Problem statement -
From the listing below, pull out the lines that hold "SPanel".

Information given -

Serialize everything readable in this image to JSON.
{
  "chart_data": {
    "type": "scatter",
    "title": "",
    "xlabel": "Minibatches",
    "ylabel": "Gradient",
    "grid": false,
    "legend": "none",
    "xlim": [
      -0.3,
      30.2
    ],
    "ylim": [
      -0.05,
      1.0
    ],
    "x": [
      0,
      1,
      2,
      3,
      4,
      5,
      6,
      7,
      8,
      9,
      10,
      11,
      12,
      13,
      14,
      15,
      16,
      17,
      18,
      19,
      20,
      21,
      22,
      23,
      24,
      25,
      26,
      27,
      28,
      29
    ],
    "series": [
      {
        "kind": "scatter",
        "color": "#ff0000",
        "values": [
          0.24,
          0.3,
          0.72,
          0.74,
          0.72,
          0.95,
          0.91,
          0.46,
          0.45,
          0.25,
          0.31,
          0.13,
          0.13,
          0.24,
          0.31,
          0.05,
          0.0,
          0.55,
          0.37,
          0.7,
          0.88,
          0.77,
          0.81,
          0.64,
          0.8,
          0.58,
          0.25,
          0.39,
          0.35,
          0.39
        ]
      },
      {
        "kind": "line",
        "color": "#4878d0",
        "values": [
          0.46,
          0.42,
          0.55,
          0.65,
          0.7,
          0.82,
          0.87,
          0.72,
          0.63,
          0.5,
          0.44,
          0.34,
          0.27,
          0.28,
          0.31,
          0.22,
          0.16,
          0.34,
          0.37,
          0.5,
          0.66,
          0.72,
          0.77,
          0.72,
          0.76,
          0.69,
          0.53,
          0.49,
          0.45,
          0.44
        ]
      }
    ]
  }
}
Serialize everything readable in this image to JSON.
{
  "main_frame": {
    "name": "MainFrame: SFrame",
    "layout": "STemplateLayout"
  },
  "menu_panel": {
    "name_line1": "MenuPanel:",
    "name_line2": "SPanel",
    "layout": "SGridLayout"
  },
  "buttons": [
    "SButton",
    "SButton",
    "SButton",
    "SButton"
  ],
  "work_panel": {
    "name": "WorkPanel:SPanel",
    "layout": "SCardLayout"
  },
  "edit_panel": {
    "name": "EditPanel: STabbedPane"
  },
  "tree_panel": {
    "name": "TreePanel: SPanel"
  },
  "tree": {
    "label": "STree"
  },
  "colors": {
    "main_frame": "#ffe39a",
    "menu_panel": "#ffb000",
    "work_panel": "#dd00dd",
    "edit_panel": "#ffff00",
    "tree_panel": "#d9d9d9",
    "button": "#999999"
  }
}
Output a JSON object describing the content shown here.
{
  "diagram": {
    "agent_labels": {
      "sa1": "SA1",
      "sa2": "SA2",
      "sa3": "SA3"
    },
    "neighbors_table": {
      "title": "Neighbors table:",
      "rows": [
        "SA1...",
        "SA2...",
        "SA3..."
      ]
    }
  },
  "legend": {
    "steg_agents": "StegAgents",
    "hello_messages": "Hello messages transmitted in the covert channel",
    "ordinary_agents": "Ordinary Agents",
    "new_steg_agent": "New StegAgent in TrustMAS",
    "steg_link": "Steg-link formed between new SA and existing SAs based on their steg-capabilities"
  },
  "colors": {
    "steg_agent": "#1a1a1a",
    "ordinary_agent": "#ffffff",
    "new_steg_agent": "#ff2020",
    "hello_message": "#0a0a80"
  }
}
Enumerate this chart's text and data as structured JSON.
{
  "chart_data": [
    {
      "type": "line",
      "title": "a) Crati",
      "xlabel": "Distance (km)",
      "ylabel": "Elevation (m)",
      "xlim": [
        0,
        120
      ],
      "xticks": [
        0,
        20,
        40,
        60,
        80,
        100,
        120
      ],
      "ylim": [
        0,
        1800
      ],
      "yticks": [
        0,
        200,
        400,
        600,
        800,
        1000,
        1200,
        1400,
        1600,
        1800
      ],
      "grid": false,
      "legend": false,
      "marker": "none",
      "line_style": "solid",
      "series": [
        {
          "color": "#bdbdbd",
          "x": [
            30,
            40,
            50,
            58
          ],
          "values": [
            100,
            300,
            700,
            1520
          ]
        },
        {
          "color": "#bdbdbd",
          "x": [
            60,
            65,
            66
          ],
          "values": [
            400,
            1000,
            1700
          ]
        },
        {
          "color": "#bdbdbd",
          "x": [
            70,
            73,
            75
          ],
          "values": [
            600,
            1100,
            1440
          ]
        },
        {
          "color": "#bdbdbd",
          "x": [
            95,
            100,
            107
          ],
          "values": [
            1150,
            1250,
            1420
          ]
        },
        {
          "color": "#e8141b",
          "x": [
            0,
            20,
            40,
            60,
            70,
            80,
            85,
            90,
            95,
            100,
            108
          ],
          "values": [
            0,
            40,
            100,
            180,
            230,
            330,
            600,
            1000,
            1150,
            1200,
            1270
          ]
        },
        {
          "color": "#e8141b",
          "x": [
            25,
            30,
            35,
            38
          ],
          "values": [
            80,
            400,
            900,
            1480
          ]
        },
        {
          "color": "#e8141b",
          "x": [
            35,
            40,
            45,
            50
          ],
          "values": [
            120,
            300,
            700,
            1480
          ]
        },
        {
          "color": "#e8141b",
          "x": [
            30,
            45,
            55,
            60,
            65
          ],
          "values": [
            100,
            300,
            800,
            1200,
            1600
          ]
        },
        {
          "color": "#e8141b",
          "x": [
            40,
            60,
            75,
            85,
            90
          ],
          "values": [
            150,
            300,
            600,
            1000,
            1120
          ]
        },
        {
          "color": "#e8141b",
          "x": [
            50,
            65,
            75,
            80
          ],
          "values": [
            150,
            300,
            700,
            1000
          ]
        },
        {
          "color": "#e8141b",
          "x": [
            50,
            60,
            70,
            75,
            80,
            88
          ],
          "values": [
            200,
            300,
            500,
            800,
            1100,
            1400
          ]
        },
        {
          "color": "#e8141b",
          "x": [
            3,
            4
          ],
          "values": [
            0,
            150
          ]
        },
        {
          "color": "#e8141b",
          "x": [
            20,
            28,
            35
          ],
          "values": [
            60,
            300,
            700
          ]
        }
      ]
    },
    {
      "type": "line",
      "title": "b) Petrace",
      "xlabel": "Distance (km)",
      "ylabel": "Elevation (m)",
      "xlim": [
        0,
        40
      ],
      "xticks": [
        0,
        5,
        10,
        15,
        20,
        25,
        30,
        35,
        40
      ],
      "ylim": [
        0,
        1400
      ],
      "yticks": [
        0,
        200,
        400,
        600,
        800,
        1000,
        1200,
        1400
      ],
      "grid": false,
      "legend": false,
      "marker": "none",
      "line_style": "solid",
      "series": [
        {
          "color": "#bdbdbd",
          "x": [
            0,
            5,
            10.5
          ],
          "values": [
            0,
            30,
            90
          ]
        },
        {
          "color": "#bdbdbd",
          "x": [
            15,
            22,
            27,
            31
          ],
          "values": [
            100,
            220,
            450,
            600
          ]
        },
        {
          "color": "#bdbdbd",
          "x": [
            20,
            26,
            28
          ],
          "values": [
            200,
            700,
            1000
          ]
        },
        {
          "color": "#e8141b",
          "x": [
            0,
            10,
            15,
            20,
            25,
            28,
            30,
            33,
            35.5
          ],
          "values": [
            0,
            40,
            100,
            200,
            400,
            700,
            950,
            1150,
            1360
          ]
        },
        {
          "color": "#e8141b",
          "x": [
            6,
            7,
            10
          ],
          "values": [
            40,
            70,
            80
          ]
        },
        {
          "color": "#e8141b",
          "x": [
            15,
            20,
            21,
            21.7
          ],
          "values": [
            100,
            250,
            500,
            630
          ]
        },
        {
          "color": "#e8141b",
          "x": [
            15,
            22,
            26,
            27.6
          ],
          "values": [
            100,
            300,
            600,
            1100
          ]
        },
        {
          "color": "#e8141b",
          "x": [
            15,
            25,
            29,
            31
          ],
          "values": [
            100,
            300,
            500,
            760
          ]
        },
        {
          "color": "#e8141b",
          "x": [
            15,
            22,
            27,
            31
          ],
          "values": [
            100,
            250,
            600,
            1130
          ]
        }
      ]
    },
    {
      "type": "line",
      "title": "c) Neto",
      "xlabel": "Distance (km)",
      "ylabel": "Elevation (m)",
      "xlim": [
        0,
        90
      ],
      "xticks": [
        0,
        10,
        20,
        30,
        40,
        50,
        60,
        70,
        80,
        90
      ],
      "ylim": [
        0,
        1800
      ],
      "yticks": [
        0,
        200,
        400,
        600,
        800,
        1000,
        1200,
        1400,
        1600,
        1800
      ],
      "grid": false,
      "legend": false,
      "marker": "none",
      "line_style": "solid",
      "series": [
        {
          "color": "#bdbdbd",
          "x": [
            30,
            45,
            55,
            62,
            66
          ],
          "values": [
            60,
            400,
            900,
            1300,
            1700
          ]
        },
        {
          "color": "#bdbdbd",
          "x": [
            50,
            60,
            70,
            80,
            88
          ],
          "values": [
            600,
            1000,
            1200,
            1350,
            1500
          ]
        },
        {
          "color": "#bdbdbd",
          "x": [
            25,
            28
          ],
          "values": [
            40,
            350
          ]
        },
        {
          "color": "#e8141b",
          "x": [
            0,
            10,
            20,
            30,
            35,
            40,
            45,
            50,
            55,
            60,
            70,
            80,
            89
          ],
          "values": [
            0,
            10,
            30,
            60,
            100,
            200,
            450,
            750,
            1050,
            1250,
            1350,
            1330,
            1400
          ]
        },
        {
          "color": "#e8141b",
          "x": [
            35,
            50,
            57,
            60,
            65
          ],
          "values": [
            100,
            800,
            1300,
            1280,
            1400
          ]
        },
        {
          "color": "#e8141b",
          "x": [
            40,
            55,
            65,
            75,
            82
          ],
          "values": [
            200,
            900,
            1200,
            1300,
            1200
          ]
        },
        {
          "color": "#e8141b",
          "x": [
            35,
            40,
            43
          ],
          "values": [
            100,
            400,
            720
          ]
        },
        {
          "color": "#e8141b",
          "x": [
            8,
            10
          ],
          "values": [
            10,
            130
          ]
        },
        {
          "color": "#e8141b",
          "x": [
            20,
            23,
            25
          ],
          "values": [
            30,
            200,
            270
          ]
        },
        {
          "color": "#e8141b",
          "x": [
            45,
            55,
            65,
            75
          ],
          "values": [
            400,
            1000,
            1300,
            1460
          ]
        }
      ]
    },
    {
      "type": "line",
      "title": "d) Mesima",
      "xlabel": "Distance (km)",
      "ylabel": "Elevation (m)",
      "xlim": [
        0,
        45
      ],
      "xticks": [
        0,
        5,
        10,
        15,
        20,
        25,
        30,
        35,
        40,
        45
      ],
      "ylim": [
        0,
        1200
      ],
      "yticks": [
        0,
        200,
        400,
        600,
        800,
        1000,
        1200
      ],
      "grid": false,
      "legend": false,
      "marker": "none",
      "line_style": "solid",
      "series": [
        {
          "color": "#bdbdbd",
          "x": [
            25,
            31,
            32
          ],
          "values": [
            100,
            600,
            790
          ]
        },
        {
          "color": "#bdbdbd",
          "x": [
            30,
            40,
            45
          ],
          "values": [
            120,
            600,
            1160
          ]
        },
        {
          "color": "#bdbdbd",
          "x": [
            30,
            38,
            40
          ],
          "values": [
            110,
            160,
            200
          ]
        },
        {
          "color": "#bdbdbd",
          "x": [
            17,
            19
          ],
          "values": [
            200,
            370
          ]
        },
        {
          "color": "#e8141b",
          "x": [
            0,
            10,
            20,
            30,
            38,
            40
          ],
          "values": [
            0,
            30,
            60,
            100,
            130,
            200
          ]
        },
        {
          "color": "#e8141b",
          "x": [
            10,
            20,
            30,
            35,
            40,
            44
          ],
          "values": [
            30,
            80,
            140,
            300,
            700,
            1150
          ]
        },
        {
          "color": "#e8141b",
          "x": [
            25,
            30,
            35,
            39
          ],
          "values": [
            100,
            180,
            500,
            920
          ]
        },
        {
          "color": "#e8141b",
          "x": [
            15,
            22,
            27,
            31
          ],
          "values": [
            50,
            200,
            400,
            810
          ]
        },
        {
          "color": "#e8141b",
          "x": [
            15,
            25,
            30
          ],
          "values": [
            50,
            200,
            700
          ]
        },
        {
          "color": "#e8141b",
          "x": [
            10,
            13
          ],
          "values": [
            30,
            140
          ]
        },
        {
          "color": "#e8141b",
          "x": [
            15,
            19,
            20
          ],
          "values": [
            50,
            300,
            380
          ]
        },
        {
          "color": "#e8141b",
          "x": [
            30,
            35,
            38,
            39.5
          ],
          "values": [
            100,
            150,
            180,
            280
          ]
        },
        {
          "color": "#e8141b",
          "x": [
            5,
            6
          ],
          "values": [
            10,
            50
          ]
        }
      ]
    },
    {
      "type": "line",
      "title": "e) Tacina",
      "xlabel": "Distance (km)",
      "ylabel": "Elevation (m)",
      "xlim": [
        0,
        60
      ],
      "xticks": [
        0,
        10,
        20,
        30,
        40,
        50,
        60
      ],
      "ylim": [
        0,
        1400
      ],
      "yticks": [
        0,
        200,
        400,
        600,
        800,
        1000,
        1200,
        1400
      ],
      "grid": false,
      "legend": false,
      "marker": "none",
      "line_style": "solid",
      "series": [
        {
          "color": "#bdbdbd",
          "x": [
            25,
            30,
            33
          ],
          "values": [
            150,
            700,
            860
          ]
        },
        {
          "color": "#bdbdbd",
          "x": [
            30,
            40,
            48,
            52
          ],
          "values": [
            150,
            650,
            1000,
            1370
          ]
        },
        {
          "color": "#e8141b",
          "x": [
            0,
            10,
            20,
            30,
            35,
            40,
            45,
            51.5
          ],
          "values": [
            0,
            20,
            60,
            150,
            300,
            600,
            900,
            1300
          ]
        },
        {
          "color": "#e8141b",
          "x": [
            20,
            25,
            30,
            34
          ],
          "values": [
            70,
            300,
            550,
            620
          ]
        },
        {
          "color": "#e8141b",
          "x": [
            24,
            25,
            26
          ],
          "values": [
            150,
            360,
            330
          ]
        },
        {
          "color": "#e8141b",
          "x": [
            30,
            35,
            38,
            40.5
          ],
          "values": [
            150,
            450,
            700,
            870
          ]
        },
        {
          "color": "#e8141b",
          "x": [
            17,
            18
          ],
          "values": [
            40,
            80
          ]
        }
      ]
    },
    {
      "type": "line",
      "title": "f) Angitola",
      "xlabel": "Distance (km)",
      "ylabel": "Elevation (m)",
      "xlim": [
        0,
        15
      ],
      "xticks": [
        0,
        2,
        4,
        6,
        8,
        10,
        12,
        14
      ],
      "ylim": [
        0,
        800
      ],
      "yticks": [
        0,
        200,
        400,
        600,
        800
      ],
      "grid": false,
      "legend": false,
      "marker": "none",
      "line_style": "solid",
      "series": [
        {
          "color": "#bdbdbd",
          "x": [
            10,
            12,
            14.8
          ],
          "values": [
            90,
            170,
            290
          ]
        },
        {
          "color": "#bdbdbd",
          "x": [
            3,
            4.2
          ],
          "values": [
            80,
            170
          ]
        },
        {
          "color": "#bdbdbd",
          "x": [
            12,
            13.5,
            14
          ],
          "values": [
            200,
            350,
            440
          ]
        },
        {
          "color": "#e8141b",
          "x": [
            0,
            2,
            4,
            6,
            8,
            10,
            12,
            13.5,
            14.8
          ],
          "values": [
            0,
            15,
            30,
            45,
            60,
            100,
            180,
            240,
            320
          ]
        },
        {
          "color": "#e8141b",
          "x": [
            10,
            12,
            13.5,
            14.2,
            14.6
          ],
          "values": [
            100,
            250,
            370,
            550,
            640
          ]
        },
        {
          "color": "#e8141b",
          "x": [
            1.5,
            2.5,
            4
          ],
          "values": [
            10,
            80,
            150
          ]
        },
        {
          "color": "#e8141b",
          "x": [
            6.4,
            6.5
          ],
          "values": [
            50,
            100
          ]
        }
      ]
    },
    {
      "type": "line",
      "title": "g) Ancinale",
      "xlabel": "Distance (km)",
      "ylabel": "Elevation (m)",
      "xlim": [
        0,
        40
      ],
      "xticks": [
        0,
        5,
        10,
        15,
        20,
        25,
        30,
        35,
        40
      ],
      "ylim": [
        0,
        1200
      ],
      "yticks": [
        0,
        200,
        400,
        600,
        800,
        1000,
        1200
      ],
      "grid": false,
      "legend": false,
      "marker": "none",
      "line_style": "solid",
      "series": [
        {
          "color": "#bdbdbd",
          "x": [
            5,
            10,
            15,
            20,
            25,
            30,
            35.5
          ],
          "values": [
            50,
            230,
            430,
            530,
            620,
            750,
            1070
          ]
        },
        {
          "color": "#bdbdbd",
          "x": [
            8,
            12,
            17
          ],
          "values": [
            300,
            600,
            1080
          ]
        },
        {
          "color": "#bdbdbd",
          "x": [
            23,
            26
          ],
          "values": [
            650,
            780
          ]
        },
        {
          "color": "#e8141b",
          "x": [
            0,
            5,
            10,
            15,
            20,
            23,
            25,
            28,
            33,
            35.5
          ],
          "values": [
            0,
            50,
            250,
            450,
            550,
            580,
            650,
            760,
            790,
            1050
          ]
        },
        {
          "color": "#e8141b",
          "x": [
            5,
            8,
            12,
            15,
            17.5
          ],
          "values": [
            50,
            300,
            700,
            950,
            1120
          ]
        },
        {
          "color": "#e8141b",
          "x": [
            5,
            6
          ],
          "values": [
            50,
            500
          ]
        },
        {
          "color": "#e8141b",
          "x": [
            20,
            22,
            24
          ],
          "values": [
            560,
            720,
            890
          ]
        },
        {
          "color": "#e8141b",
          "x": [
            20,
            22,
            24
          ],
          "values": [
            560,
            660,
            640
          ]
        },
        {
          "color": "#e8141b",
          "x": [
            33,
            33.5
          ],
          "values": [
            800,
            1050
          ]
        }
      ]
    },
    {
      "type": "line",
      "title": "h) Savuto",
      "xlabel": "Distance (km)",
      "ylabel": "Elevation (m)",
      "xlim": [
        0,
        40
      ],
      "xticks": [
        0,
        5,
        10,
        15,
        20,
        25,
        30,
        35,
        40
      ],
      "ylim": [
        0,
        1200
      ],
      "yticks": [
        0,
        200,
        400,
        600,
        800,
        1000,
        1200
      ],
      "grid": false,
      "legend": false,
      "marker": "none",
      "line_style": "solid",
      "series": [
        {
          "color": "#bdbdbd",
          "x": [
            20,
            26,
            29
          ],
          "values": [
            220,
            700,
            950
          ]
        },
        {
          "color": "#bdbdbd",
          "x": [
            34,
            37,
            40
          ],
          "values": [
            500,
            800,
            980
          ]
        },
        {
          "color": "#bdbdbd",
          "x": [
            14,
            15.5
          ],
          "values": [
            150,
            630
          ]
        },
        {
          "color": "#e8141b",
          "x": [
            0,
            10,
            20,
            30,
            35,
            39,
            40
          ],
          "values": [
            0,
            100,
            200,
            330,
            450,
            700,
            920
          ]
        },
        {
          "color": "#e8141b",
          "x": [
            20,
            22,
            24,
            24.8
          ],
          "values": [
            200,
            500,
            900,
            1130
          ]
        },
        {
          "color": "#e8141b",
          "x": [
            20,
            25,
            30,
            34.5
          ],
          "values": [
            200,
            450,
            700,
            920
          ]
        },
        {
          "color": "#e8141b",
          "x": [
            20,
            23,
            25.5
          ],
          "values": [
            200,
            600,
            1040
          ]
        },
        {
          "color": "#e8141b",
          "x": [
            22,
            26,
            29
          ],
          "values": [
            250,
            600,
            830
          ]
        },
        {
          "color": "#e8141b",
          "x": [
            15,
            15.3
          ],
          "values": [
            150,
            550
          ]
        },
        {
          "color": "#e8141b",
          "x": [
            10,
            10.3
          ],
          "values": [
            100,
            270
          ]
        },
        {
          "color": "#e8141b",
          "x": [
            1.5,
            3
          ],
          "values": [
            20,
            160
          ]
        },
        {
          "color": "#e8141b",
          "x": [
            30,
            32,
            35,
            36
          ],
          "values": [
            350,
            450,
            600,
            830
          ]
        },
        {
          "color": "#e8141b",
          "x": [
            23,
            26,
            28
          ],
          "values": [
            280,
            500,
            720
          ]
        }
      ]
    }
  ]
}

In response -
    "name_line2": "SPanel",
    "name": "WorkPanel:SPanel",
    "name": "TreePanel: SPanel"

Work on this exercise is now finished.